Written problem:
Count each line in which the word "услуг" appears. Reply with the total and nothing more.

Records shown:
::::
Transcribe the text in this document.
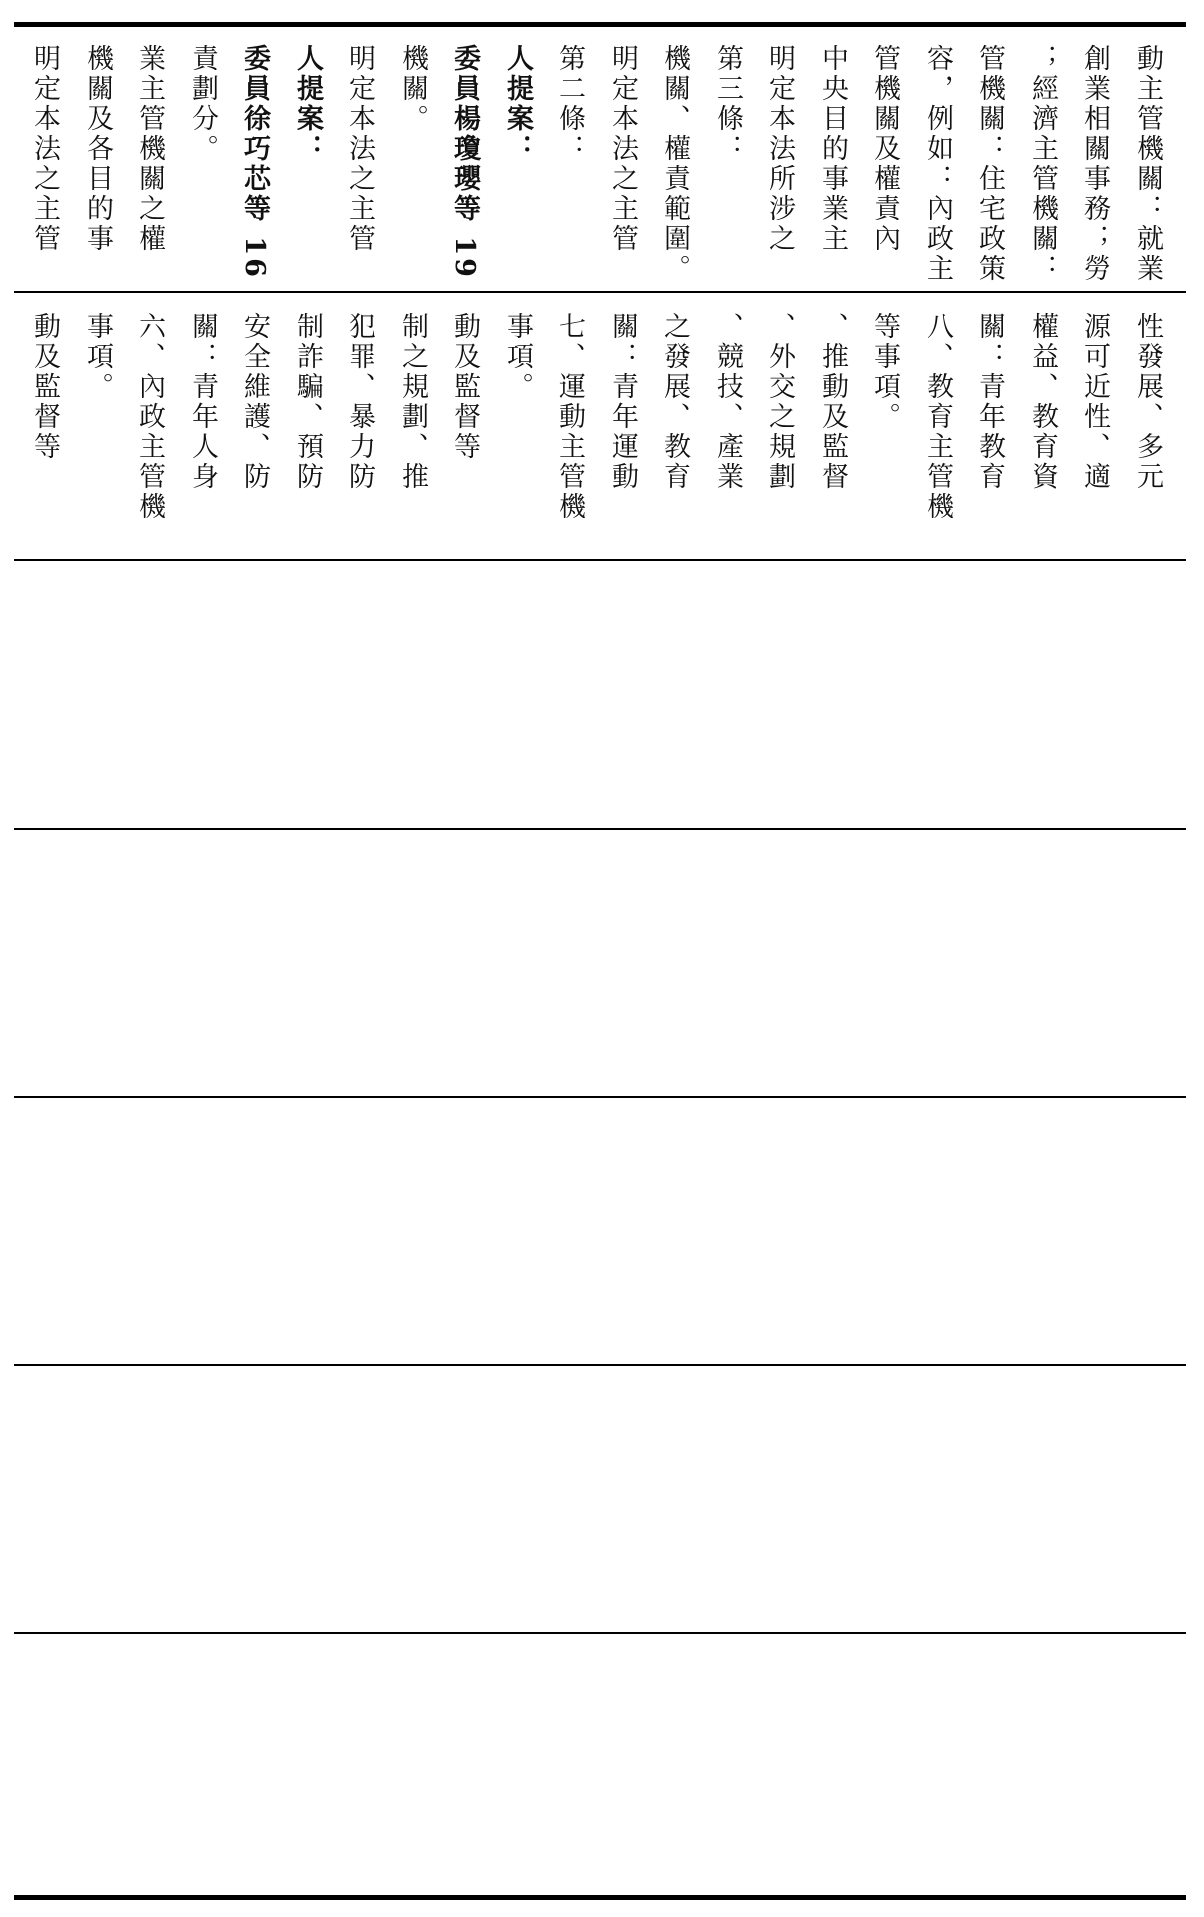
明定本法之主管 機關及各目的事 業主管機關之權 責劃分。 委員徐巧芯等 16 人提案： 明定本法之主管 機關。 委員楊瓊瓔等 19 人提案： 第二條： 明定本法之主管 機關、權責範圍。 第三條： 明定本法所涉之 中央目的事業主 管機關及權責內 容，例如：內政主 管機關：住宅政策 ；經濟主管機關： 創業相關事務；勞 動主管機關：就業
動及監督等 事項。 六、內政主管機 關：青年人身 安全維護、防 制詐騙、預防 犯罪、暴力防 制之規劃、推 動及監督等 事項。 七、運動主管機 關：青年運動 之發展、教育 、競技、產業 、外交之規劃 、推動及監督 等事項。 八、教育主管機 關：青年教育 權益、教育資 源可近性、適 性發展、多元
::::
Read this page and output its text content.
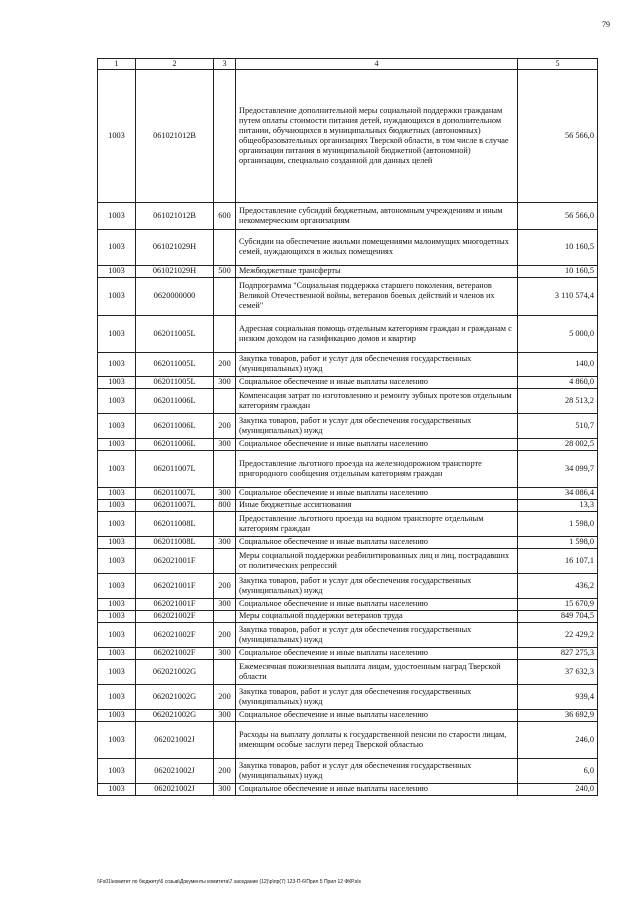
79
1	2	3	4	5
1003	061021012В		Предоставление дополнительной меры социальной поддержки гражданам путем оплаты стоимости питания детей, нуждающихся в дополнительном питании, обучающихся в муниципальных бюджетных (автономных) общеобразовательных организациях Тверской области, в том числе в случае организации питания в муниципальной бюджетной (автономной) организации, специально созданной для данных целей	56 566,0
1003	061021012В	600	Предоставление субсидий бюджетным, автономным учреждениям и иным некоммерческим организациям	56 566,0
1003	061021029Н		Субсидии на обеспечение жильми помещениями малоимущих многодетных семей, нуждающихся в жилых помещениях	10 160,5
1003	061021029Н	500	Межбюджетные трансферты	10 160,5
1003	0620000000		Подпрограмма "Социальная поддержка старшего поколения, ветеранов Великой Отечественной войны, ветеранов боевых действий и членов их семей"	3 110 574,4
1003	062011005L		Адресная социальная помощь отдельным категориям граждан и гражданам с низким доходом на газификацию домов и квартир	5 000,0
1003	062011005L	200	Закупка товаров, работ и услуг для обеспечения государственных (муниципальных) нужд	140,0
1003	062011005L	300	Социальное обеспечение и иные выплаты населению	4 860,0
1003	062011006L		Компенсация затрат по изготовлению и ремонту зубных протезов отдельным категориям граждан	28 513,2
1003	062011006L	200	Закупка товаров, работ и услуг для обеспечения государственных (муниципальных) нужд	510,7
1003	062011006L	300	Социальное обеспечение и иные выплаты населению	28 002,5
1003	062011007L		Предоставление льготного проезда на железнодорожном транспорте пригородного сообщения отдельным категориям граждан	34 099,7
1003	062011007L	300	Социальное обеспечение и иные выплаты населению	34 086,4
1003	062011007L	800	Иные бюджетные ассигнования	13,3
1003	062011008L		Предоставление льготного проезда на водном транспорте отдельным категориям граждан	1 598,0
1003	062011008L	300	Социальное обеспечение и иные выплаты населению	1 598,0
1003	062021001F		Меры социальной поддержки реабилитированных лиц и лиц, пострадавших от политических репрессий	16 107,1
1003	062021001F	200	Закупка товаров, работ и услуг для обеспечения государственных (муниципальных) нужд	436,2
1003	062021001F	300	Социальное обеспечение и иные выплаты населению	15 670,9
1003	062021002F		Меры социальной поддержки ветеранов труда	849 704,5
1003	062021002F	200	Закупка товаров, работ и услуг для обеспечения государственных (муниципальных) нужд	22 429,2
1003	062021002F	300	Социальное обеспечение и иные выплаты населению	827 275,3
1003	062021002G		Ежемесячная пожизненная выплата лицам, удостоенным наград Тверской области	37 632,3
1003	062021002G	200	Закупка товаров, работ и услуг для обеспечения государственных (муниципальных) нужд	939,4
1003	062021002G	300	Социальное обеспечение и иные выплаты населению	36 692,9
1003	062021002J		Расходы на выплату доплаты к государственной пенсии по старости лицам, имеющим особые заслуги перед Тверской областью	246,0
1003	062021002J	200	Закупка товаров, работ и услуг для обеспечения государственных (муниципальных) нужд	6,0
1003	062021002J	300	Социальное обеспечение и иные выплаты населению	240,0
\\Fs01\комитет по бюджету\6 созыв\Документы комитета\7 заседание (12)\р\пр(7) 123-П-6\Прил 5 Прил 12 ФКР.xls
::::
Response to the task:
6